▶ **Requirements**
Spot every line with the word "Cable" and return it.

== == ==

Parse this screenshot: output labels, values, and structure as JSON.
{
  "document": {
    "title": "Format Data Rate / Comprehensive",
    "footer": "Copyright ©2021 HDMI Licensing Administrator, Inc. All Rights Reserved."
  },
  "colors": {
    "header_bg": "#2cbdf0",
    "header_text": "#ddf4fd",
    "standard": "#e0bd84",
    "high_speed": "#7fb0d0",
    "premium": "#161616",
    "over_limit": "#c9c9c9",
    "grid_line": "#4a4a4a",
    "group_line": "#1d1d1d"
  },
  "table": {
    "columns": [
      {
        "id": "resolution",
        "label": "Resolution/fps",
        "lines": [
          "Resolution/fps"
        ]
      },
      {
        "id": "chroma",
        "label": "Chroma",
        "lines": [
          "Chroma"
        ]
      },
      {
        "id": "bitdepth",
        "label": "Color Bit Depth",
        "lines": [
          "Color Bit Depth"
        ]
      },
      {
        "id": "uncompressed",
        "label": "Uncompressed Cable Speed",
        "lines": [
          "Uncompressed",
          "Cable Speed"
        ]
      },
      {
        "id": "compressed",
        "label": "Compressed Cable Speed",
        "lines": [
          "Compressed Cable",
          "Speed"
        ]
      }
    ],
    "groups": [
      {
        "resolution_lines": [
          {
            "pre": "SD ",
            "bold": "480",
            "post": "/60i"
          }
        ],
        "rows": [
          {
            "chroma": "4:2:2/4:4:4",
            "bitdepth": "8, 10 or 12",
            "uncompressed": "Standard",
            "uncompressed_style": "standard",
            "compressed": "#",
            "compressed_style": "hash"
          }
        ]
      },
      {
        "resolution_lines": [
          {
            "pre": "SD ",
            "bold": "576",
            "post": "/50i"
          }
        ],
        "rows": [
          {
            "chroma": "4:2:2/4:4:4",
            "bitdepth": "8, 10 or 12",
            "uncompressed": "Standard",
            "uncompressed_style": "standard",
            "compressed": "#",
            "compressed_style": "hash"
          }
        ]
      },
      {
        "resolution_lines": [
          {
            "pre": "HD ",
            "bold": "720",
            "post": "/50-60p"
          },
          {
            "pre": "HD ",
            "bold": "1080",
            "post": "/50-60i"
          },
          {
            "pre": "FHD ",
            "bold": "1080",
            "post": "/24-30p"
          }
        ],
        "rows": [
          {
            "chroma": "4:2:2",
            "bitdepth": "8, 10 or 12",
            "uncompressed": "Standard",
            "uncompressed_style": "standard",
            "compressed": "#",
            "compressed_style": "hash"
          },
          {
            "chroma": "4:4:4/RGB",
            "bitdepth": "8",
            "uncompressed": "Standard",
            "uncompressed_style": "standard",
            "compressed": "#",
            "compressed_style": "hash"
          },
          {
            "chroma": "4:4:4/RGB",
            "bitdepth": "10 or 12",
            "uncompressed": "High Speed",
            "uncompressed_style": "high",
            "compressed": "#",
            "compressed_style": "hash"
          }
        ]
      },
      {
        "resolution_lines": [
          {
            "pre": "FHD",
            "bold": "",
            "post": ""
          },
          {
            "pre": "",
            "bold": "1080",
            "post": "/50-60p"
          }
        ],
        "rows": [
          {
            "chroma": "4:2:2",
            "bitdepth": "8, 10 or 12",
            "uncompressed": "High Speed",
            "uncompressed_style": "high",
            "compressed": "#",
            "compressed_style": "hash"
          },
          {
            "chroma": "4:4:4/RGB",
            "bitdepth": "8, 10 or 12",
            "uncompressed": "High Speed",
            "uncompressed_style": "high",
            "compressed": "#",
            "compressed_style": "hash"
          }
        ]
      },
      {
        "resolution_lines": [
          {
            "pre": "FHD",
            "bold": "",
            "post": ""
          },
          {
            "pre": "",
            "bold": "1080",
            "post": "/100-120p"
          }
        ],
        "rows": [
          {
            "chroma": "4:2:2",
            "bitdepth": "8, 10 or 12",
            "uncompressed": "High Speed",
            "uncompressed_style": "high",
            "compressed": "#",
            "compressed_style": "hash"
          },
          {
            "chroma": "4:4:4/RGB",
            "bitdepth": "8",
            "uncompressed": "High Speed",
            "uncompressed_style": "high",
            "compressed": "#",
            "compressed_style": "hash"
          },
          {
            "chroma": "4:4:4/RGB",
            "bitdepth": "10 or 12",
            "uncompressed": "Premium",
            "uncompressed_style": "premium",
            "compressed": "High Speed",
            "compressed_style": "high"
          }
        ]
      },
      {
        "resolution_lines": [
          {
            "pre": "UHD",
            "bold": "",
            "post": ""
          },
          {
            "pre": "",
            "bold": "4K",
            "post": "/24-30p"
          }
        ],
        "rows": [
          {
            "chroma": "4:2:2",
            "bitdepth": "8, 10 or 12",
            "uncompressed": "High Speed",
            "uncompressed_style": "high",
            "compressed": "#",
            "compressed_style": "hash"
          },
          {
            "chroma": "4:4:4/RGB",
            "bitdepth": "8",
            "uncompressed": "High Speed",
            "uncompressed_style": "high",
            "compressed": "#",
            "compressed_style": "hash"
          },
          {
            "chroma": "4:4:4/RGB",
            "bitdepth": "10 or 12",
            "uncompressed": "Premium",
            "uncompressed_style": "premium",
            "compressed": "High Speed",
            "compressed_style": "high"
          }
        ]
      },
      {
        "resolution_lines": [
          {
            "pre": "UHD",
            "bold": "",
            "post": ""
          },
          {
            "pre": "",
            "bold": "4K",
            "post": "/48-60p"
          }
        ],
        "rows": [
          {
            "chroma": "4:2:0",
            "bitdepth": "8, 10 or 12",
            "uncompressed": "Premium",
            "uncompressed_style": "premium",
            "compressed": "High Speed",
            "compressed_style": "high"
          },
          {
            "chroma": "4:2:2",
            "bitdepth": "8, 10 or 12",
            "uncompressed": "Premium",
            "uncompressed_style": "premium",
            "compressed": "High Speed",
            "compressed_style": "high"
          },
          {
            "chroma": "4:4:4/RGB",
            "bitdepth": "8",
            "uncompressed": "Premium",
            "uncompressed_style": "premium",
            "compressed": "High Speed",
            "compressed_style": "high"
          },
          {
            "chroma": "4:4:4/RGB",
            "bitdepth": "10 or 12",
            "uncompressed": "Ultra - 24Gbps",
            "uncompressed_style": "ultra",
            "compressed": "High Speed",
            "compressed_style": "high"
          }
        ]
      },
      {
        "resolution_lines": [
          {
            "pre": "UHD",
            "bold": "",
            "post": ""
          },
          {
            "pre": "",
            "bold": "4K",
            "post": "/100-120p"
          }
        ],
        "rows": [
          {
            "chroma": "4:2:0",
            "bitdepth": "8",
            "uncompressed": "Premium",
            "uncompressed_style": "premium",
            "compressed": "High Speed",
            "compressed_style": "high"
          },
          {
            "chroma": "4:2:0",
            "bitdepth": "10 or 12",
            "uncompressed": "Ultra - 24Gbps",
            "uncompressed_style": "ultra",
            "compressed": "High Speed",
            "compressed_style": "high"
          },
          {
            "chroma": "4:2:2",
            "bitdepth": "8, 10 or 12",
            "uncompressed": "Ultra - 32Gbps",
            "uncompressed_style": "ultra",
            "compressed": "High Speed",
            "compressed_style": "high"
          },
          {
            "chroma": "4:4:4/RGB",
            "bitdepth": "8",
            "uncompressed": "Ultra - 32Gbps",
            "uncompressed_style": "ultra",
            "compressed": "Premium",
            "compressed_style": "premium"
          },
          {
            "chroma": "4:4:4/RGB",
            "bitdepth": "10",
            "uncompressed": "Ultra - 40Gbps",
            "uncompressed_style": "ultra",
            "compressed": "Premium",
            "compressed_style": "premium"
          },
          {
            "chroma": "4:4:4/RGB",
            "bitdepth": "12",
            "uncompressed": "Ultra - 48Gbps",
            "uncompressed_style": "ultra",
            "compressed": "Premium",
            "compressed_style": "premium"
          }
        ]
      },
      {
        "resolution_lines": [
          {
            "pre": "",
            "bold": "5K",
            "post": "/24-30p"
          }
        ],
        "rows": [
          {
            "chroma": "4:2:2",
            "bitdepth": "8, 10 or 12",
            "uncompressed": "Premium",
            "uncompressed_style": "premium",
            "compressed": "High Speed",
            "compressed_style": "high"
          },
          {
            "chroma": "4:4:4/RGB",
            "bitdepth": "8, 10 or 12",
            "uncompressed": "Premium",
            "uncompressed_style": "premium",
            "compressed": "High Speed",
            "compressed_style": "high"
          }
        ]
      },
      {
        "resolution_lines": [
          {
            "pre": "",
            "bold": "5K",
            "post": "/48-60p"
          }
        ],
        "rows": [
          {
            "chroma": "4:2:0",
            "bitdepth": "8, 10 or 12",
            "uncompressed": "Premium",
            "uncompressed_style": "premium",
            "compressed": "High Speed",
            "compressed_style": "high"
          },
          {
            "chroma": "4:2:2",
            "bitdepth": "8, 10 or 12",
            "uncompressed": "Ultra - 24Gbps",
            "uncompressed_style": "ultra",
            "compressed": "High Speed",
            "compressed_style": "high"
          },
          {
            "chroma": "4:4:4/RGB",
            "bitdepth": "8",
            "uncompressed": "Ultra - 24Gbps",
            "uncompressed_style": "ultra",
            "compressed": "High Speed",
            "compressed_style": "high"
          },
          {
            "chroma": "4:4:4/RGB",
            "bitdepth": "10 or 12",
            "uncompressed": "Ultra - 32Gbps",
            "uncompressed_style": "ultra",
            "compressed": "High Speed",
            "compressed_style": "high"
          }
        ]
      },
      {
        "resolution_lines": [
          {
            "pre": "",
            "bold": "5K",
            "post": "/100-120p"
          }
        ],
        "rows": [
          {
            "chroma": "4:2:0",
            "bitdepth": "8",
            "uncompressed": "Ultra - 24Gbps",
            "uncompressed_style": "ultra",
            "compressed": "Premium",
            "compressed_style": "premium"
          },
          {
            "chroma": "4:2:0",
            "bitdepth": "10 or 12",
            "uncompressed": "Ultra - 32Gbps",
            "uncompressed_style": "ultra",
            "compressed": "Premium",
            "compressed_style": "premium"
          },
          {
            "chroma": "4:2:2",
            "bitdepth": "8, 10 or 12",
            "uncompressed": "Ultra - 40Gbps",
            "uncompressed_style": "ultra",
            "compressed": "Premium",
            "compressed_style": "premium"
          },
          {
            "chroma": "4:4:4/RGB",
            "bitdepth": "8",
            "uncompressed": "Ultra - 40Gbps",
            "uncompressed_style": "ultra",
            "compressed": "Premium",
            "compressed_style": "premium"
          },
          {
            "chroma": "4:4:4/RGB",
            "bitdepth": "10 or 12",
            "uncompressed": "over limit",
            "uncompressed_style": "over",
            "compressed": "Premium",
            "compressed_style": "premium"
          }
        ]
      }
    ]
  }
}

== == ==

▶ **The solution**
        "label": "Uncompressed Cable Speed",
          "Cable Speed"
        "label": "Compressed Cable Speed",
          "Compressed Cable",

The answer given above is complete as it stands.